>> start

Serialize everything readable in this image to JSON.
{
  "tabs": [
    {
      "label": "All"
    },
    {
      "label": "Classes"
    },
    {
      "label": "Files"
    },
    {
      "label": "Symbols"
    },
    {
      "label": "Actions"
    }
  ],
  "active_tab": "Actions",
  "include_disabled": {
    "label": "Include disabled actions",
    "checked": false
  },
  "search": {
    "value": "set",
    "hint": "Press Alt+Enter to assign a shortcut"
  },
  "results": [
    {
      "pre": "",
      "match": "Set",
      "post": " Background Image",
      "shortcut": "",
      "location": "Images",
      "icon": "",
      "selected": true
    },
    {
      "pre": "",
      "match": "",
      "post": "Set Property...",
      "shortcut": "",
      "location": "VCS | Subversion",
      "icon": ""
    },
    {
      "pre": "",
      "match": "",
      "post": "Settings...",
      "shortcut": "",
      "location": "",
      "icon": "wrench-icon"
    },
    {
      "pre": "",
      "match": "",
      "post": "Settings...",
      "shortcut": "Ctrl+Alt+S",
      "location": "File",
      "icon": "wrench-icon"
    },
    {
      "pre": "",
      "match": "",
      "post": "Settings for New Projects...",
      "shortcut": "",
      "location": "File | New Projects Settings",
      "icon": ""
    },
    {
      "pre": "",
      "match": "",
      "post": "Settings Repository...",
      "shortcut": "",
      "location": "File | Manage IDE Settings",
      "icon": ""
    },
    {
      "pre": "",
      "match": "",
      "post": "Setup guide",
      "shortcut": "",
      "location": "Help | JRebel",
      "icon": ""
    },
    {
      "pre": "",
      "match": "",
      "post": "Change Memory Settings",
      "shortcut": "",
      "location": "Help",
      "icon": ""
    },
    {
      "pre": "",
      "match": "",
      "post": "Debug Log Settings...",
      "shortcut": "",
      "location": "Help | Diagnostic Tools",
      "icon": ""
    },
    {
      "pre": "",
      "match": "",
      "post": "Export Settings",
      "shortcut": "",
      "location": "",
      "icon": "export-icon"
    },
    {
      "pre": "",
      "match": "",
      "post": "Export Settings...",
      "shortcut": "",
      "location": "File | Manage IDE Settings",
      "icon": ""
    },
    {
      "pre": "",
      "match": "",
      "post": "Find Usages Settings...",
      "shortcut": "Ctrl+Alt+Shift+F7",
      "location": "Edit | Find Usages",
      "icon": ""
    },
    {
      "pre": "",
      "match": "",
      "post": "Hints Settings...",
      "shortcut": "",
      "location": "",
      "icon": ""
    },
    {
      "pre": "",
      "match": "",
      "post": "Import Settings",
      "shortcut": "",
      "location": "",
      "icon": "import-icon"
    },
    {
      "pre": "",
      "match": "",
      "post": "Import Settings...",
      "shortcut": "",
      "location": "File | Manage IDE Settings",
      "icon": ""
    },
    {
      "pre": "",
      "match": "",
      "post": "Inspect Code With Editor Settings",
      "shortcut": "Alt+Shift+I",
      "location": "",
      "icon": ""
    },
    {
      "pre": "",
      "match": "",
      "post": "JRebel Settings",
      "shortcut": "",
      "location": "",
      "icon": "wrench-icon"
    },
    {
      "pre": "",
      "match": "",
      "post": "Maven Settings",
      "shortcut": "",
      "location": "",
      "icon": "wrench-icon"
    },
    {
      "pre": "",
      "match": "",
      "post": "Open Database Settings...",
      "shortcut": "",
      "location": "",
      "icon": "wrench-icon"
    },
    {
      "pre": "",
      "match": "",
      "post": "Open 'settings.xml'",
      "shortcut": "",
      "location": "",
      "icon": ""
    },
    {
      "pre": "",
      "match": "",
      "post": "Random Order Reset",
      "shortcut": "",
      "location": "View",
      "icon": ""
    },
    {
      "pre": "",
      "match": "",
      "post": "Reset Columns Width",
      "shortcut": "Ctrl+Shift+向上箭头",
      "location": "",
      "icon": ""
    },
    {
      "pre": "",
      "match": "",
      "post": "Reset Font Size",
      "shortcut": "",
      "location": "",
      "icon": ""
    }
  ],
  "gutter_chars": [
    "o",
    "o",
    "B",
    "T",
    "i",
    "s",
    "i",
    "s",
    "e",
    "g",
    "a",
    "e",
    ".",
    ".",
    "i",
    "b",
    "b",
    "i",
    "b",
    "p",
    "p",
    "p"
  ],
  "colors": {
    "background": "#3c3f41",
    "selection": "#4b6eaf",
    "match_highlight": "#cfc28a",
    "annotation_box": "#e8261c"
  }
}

>> end

▶ _Directions_: Go back to the listing above and please repeat it exactly.

▶ _The solution_:
Serialize everything readable in this image to JSON.
{
  "tabs": [
    {
      "label": "All"
    },
    {
      "label": "Classes"
    },
    {
      "label": "Files"
    },
    {
      "label": "Symbols"
    },
    {
      "label": "Actions"
    }
  ],
  "active_tab": "Actions",
  "include_disabled": {
    "label": "Include disabled actions",
    "checked": false
  },
  "search": {
    "value": "set",
    "hint": "Press Alt+Enter to assign a shortcut"
  },
  "results": [
    {
      "pre": "",
      "match": "Set",
      "post": " Background Image",
      "shortcut": "",
      "location": "Images",
      "icon": "",
      "selected": true
    },
    {
      "pre": "",
      "match": "",
      "post": "Set Property...",
      "shortcut": "",
      "location": "VCS | Subversion",
      "icon": ""
    },
    {
      "pre": "",
      "match": "",
      "post": "Settings...",
      "shortcut": "",
      "location": "",
      "icon": "wrench-icon"
    },
    {
      "pre": "",
      "match": "",
      "post": "Settings...",
      "shortcut": "Ctrl+Alt+S",
      "location": "File",
      "icon": "wrench-icon"
    },
    {
      "pre": "",
      "match": "",
      "post": "Settings for New Projects...",
      "shortcut": "",
      "location": "File | New Projects Settings",
      "icon": ""
    },
    {
      "pre": "",
      "match": "",
      "post": "Settings Repository...",
      "shortcut": "",
      "location": "File | Manage IDE Settings",
      "icon": ""
    },
    {
      "pre": "",
      "match": "",
      "post": "Setup guide",
      "shortcut": "",
      "location": "Help | JRebel",
      "icon": ""
    },
    {
      "pre": "",
      "match": "",
      "post": "Change Memory Settings",
      "shortcut": "",
      "location": "Help",
      "icon": ""
    },
    {
      "pre": "",
      "match": "",
      "post": "Debug Log Settings...",
      "shortcut": "",
      "location": "Help | Diagnostic Tools",
      "icon": ""
    },
    {
      "pre": "",
      "match": "",
      "post": "Export Settings",
      "shortcut": "",
      "location": "",
      "icon": "export-icon"
    },
    {
      "pre": "",
      "match": "",
      "post": "Export Settings...",
      "shortcut": "",
      "location": "File | Manage IDE Settings",
      "icon": ""
    },
    {
      "pre": "",
      "match": "",
      "post": "Find Usages Settings...",
      "shortcut": "Ctrl+Alt+Shift+F7",
      "location": "Edit | Find Usages",
      "icon": ""
    },
    {
      "pre": "",
      "match": "",
      "post": "Hints Settings...",
      "shortcut": "",
      "location": "",
      "icon": ""
    },
    {
      "pre": "",
      "match": "",
      "post": "Import Settings",
      "shortcut": "",
      "location": "",
      "icon": "import-icon"
    },
    {
      "pre": "",
      "match": "",
      "post": "Import Settings...",
      "shortcut": "",
      "location": "File | Manage IDE Settings",
      "icon": ""
    },
    {
      "pre": "",
      "match": "",
      "post": "Inspect Code With Editor Settings",
      "shortcut": "Alt+Shift+I",
      "location": "",
      "icon": ""
    },
    {
      "pre": "",
      "match": "",
      "post": "JRebel Settings",
      "shortcut": "",
      "location": "",
      "icon": "wrench-icon"
    },
    {
      "pre": "",
      "match": "",
      "post": "Maven Settings",
      "shortcut": "",
      "location": "",
      "icon": "wrench-icon"
    },
    {
      "pre": "",
      "match": "",
      "post": "Open Database Settings...",
      "shortcut": "",
      "location": "",
      "icon": "wrench-icon"
    },
    {
      "pre": "",
      "match": "",
      "post": "Open 'settings.xml'",
      "shortcut": "",
      "location": "",
      "icon": ""
    },
    {
      "pre": "",
      "match": "",
      "post": "Random Order Reset",
      "shortcut": "",
      "location": "View",
      "icon": ""
    },
    {
      "pre": "",
      "match": "",
      "post": "Reset Columns Width",
      "shortcut": "Ctrl+Shift+向上箭头",
      "location": "",
      "icon": ""
    },
    {
      "pre": "",
      "match": "",
      "post": "Reset Font Size",
      "shortcut": "",
      "location": "",
      "icon": ""
    }
  ],
  "gutter_chars": [
    "o",
    "o",
    "B",
    "T",
    "i",
    "s",
    "i",
    "s",
    "e",
    "g",
    "a",
    "e",
    ".",
    ".",
    "i",
    "b",
    "b",
    "i",
    "b",
    "p",
    "p",
    "p"
  ],
  "colors": {
    "background": "#3c3f41",
    "selection": "#4b6eaf",
    "match_highlight": "#cfc28a",
    "annotation_box": "#e8261c"
  }
}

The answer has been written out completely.